:: THE EXERCISE ::
Reproduce each listing below verbatim, line for line.

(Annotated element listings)
□ □ □
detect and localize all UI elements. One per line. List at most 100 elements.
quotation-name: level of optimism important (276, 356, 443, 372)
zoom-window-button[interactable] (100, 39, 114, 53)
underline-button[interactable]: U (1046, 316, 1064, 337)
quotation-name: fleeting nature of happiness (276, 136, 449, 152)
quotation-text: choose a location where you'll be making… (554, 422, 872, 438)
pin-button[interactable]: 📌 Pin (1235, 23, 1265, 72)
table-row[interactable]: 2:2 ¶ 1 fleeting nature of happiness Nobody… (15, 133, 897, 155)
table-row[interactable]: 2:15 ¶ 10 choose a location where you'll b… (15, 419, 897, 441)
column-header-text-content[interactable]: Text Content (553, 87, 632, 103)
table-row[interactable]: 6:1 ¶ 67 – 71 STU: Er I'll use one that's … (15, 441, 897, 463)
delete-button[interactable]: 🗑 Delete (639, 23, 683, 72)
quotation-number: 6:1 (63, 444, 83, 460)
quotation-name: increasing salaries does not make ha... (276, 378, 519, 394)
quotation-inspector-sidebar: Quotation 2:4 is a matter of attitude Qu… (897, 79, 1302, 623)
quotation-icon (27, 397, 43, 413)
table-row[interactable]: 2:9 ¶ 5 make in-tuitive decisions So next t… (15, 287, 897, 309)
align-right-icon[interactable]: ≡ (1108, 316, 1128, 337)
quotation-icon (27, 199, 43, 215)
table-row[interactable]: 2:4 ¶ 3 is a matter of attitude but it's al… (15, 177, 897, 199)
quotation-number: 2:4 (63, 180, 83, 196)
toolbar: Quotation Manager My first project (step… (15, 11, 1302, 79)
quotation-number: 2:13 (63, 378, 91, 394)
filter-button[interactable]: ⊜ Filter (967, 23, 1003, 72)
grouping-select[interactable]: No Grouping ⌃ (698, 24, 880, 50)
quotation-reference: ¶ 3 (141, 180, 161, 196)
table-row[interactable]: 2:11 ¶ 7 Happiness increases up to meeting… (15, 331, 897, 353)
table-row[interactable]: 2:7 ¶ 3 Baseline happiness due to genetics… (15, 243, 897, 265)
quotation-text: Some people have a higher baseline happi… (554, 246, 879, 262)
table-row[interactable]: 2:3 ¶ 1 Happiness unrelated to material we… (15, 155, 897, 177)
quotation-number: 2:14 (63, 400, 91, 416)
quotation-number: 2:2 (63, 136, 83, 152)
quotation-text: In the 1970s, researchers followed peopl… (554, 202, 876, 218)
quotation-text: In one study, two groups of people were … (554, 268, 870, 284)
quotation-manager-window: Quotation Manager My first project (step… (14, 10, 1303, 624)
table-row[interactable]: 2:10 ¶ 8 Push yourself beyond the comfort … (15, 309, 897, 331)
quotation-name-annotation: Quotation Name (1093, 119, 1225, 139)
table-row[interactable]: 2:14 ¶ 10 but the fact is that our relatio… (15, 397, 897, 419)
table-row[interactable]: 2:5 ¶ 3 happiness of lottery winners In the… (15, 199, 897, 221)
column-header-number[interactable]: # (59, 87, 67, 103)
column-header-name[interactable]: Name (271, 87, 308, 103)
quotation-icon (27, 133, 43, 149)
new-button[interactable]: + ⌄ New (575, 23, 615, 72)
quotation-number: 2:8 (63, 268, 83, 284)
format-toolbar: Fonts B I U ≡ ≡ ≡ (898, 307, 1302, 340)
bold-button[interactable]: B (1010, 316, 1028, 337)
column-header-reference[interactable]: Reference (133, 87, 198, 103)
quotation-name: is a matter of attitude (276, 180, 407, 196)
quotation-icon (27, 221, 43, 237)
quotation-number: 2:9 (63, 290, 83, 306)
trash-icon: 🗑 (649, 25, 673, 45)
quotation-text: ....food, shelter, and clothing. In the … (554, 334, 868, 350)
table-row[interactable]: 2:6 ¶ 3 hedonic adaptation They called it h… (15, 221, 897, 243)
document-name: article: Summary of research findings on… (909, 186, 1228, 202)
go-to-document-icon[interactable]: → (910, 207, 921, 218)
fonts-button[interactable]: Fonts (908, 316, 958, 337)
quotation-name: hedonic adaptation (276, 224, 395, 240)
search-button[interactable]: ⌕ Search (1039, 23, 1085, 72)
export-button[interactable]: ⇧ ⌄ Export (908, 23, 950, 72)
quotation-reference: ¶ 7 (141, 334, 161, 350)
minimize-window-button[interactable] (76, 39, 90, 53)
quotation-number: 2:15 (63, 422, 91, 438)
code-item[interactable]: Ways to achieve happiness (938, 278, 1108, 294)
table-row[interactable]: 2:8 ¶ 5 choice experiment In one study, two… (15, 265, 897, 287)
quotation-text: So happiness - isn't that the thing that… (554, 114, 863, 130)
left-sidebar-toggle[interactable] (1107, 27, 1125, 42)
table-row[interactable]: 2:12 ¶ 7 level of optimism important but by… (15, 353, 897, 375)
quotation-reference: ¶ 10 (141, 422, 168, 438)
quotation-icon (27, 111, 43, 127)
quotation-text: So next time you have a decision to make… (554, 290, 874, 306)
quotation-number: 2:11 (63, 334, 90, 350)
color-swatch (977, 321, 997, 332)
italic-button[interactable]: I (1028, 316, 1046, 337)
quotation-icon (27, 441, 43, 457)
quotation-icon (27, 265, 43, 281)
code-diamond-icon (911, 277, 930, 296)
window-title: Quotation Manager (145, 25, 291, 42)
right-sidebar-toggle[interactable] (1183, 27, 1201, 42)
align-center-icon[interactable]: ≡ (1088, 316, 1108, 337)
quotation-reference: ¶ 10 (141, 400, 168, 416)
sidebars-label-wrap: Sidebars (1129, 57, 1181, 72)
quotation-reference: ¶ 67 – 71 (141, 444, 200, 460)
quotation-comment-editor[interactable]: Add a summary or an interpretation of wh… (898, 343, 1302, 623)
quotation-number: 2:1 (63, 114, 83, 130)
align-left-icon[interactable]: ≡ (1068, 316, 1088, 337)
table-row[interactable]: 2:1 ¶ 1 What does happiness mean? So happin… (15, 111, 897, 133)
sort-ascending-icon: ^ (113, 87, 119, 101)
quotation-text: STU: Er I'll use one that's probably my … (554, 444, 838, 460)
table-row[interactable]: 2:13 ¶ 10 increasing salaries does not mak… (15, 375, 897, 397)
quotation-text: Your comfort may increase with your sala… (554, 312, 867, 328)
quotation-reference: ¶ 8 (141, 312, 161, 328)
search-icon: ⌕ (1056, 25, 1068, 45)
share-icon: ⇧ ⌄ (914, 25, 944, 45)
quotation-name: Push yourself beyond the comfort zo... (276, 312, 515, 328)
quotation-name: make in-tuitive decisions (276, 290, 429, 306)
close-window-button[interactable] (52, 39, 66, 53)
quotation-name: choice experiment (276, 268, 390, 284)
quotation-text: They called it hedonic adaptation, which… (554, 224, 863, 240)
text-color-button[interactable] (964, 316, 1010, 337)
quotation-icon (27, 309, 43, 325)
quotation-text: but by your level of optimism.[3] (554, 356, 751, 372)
□ □ □
:: RESULT OF THE EXERCISE ::
detect and localize all UI elements. One per line. List at most 100 elements.
quotation-name: level of optimism important (276, 356, 443, 372)
zoom-window-button[interactable] (100, 39, 114, 53)
underline-button[interactable]: U (1046, 316, 1064, 337)
quotation-name: fleeting nature of happiness (276, 136, 449, 152)
quotation-text: choose a location where you'll be making… (554, 422, 872, 438)
pin-button[interactable]: 📌 Pin (1235, 23, 1265, 72)
table-row[interactable]: 2:2 ¶ 1 fleeting nature of happiness Nobody… (15, 133, 897, 155)
table-row[interactable]: 2:15 ¶ 10 choose a location where you'll b… (15, 419, 897, 441)
column-header-text-content[interactable]: Text Content (553, 87, 632, 103)
table-row[interactable]: 6:1 ¶ 67 – 71 STU: Er I'll use one that's … (15, 441, 897, 463)
delete-button[interactable]: 🗑 Delete (639, 23, 683, 72)
quotation-number: 6:1 (63, 444, 83, 460)
quotation-name: increasing salaries does not make ha... (276, 378, 519, 394)
quotation-inspector-sidebar: Quotation 2:4 is a matter of attitude Qu… (897, 79, 1302, 623)
quotation-icon (27, 397, 43, 413)
table-row[interactable]: 2:9 ¶ 5 make in-tuitive decisions So next t… (15, 287, 897, 309)
align-right-icon[interactable]: ≡ (1108, 316, 1128, 337)
quotation-icon (27, 199, 43, 215)
table-row[interactable]: 2:4 ¶ 3 is a matter of attitude but it's al… (15, 177, 897, 199)
quotation-number: 2:4 (63, 180, 83, 196)
toolbar: Quotation Manager My first project (step… (15, 11, 1302, 79)
quotation-number: 2:13 (63, 378, 91, 394)
filter-button[interactable]: ⊜ Filter (967, 23, 1003, 72)
grouping-select[interactable]: No Grouping ⌃ (698, 24, 880, 50)
quotation-reference: ¶ 3 (141, 180, 161, 196)
table-row[interactable]: 2:11 ¶ 7 Happiness increases up to meeting… (15, 331, 897, 353)
table-row[interactable]: 2:7 ¶ 3 Baseline happiness due to genetics… (15, 243, 897, 265)
quotation-text: Some people have a higher baseline happi… (554, 246, 879, 262)
table-row[interactable]: 2:3 ¶ 1 Happiness unrelated to material we… (15, 155, 897, 177)
quotation-number: 2:14 (63, 400, 91, 416)
quotation-number: 2:2 (63, 136, 83, 152)
quotation-text: In the 1970s, researchers followed peopl… (554, 202, 876, 218)
quotation-text: In one study, two groups of people were … (554, 268, 870, 284)
quotation-manager-window: Quotation Manager My first project (step… (14, 10, 1303, 624)
table-row[interactable]: 2:10 ¶ 8 Push yourself beyond the comfort … (15, 309, 897, 331)
quotation-name-annotation: Quotation Name (1093, 119, 1225, 139)
table-row[interactable]: 2:14 ¶ 10 but the fact is that our relatio… (15, 397, 897, 419)
table-row[interactable]: 2:5 ¶ 3 happiness of lottery winners In the… (15, 199, 897, 221)
column-header-number[interactable]: # (59, 87, 67, 103)
column-header-name[interactable]: Name (271, 87, 308, 103)
quotation-icon (27, 133, 43, 149)
new-button[interactable]: + ⌄ New (575, 23, 615, 72)
quotation-number: 2:8 (63, 268, 83, 284)
format-toolbar: Fonts B I U ≡ ≡ ≡ (898, 307, 1302, 340)
bold-button[interactable]: B (1010, 316, 1028, 337)
column-header-reference[interactable]: Reference (133, 87, 198, 103)
quotation-name: is a matter of attitude (276, 180, 407, 196)
quotation-icon (27, 221, 43, 237)
quotation-number: 2:9 (63, 290, 83, 306)
trash-icon: 🗑 (649, 25, 673, 45)
quotation-text: ....food, shelter, and clothing. In the … (554, 334, 868, 350)
table-row[interactable]: 2:6 ¶ 3 hedonic adaptation They called it h… (15, 221, 897, 243)
document-name: article: Summary of research findings on… (909, 186, 1228, 202)
go-to-document-icon[interactable]: → (910, 207, 921, 218)
fonts-button[interactable]: Fonts (908, 316, 958, 337)
quotation-name: hedonic adaptation (276, 224, 395, 240)
search-button[interactable]: ⌕ Search (1039, 23, 1085, 72)
export-button[interactable]: ⇧ ⌄ Export (908, 23, 950, 72)
quotation-reference: ¶ 7 (141, 334, 161, 350)
minimize-window-button[interactable] (76, 39, 90, 53)
quotation-number: 2:15 (63, 422, 91, 438)
code-item[interactable]: Ways to achieve happiness (938, 278, 1108, 294)
table-row[interactable]: 2:8 ¶ 5 choice experiment In one study, two… (15, 265, 897, 287)
quotation-text: So happiness - isn't that the thing that… (554, 114, 863, 130)
left-sidebar-toggle[interactable] (1107, 27, 1125, 42)
table-row[interactable]: 2:12 ¶ 7 level of optimism important but by… (15, 353, 897, 375)
quotation-reference: ¶ 10 (141, 422, 168, 438)
quotation-icon (27, 111, 43, 127)
quotation-text: So next time you have a decision to make… (554, 290, 874, 306)
quotation-number: 2:11 (63, 334, 90, 350)
color-swatch (977, 321, 997, 332)
italic-button[interactable]: I (1028, 316, 1046, 337)
quotation-icon (27, 441, 43, 457)
quotation-icon (27, 265, 43, 281)
code-diamond-icon (911, 277, 930, 296)
window-title: Quotation Manager (145, 25, 291, 42)
right-sidebar-toggle[interactable] (1183, 27, 1201, 42)
align-center-icon[interactable]: ≡ (1088, 316, 1108, 337)
quotation-reference: ¶ 10 (141, 400, 168, 416)
sidebars-label-wrap: Sidebars (1129, 57, 1181, 72)
quotation-reference: ¶ 67 – 71 (141, 444, 200, 460)
quotation-comment-editor[interactable]: Add a summary or an interpretation of wh… (898, 343, 1302, 623)
quotation-number: 2:1 (63, 114, 83, 130)
align-left-icon[interactable]: ≡ (1068, 316, 1088, 337)
table-row[interactable]: 2:1 ¶ 1 What does happiness mean? So happin… (15, 111, 897, 133)
sort-ascending-icon: ^ (113, 87, 119, 101)
quotation-text: STU: Er I'll use one that's probably my … (554, 444, 838, 460)
table-row[interactable]: 2:13 ¶ 10 increasing salaries does not mak… (15, 375, 897, 397)
quotation-text: Your comfort may increase with your sala… (554, 312, 867, 328)
quotation-reference: ¶ 8 (141, 312, 161, 328)
search-icon: ⌕ (1056, 25, 1068, 45)
share-icon: ⇧ ⌄ (914, 25, 944, 45)
quotation-name: Push yourself beyond the comfort zo... (276, 312, 515, 328)
quotation-name: make in-tuitive decisions (276, 290, 429, 306)
close-window-button[interactable] (52, 39, 66, 53)
quotation-name: choice experiment (276, 268, 390, 284)
quotation-text: They called it hedonic adaptation, which… (554, 224, 863, 240)
text-color-button[interactable] (964, 316, 1010, 337)
quotation-icon (27, 309, 43, 325)
quotation-text: but by your level of optimism.[3] (554, 356, 751, 372)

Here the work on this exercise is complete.